• _What is required_: In your copy, include every entry exactly as written but no pictures.

━━━━━ Data for the task

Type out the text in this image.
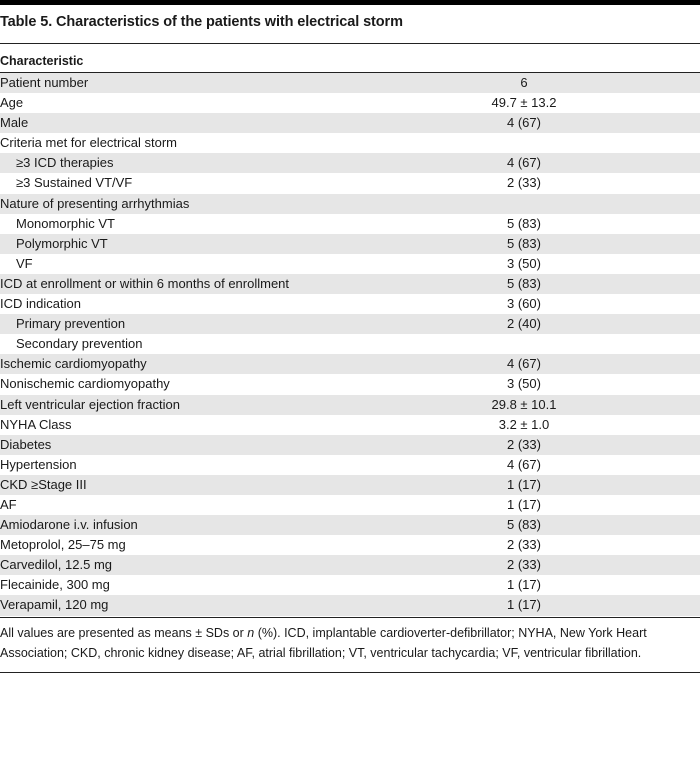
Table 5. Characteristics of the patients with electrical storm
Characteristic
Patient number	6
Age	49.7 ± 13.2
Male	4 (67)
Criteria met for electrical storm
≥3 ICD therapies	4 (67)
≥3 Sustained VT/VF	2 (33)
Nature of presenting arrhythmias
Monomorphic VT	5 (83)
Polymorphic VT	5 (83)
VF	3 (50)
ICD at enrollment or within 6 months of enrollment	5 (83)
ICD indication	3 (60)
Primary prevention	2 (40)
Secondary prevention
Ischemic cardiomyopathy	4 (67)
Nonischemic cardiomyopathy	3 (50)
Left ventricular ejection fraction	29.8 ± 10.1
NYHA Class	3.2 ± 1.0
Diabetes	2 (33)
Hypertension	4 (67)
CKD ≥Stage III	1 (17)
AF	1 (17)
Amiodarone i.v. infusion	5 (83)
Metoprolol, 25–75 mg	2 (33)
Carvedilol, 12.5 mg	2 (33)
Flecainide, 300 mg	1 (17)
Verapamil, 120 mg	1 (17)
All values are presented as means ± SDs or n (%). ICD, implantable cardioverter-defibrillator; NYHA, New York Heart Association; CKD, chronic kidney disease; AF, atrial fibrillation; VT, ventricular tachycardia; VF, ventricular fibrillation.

━━━━━━━━━━

• _Response area_:
Type out the text in this image.
Table 5. Characteristics of the patients with electrical storm
Characteristic
Patient number	6
Age	49.7 ± 13.2
Male	4 (67)
Criteria met for electrical storm
≥3 ICD therapies	4 (67)
≥3 Sustained VT/VF	2 (33)
Nature of presenting arrhythmias
Monomorphic VT	5 (83)
Polymorphic VT	5 (83)
VF	3 (50)
ICD at enrollment or within 6 months of enrollment	5 (83)
ICD indication	3 (60)
Primary prevention	2 (40)
Secondary prevention
Ischemic cardiomyopathy	4 (67)
Nonischemic cardiomyopathy	3 (50)
Left ventricular ejection fraction	29.8 ± 10.1
NYHA Class	3.2 ± 1.0
Diabetes	2 (33)
Hypertension	4 (67)
CKD ≥Stage III	1 (17)
AF	1 (17)
Amiodarone i.v. infusion	5 (83)
Metoprolol, 25–75 mg	2 (33)
Carvedilol, 12.5 mg	2 (33)
Flecainide, 300 mg	1 (17)
Verapamil, 120 mg	1 (17)
All values are presented as means ± SDs or n (%). ICD, implantable cardioverter-defibrillator; NYHA, New York Heart Association; CKD, chronic kidney disease; AF, atrial fibrillation; VT, ventricular tachycardia; VF, ventricular fibrillation.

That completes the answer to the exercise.